▶ **Stated exercise**
Exclude the pictures; give every entry again exactly as written.
___ Data provided
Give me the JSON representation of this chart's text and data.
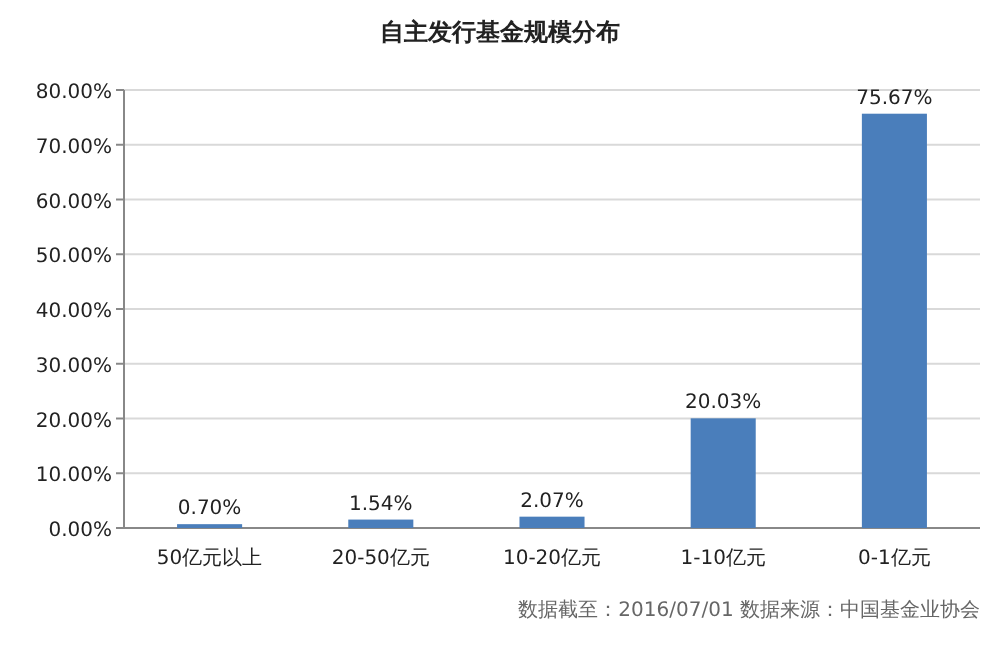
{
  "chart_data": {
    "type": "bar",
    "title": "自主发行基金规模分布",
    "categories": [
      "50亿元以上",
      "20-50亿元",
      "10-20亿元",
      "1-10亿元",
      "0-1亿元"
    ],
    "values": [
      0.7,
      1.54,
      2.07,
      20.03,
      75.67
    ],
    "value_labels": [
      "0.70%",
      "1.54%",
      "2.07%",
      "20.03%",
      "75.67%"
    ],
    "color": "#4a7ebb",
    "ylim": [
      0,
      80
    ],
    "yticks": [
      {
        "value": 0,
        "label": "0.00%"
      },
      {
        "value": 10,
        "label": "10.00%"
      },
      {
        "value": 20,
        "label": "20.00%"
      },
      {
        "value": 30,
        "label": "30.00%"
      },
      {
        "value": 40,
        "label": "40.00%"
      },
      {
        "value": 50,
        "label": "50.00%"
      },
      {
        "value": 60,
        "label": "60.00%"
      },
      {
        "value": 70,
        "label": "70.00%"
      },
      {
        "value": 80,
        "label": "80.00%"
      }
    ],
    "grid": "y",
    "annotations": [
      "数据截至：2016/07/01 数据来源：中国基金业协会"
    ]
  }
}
______
▶ **Response to the exercise**
Give me the JSON representation of this chart's text and data.
{
  "chart_data": {
    "type": "bar",
    "title": "自主发行基金规模分布",
    "categories": [
      "50亿元以上",
      "20-50亿元",
      "10-20亿元",
      "1-10亿元",
      "0-1亿元"
    ],
    "values": [
      0.7,
      1.54,
      2.07,
      20.03,
      75.67
    ],
    "value_labels": [
      "0.70%",
      "1.54%",
      "2.07%",
      "20.03%",
      "75.67%"
    ],
    "color": "#4a7ebb",
    "ylim": [
      0,
      80
    ],
    "yticks": [
      {
        "value": 0,
        "label": "0.00%"
      },
      {
        "value": 10,
        "label": "10.00%"
      },
      {
        "value": 20,
        "label": "20.00%"
      },
      {
        "value": 30,
        "label": "30.00%"
      },
      {
        "value": 40,
        "label": "40.00%"
      },
      {
        "value": 50,
        "label": "50.00%"
      },
      {
        "value": 60,
        "label": "60.00%"
      },
      {
        "value": 70,
        "label": "70.00%"
      },
      {
        "value": 80,
        "label": "80.00%"
      }
    ],
    "grid": "y",
    "annotations": [
      "数据截至：2016/07/01 数据来源：中国基金业协会"
    ]
  }
}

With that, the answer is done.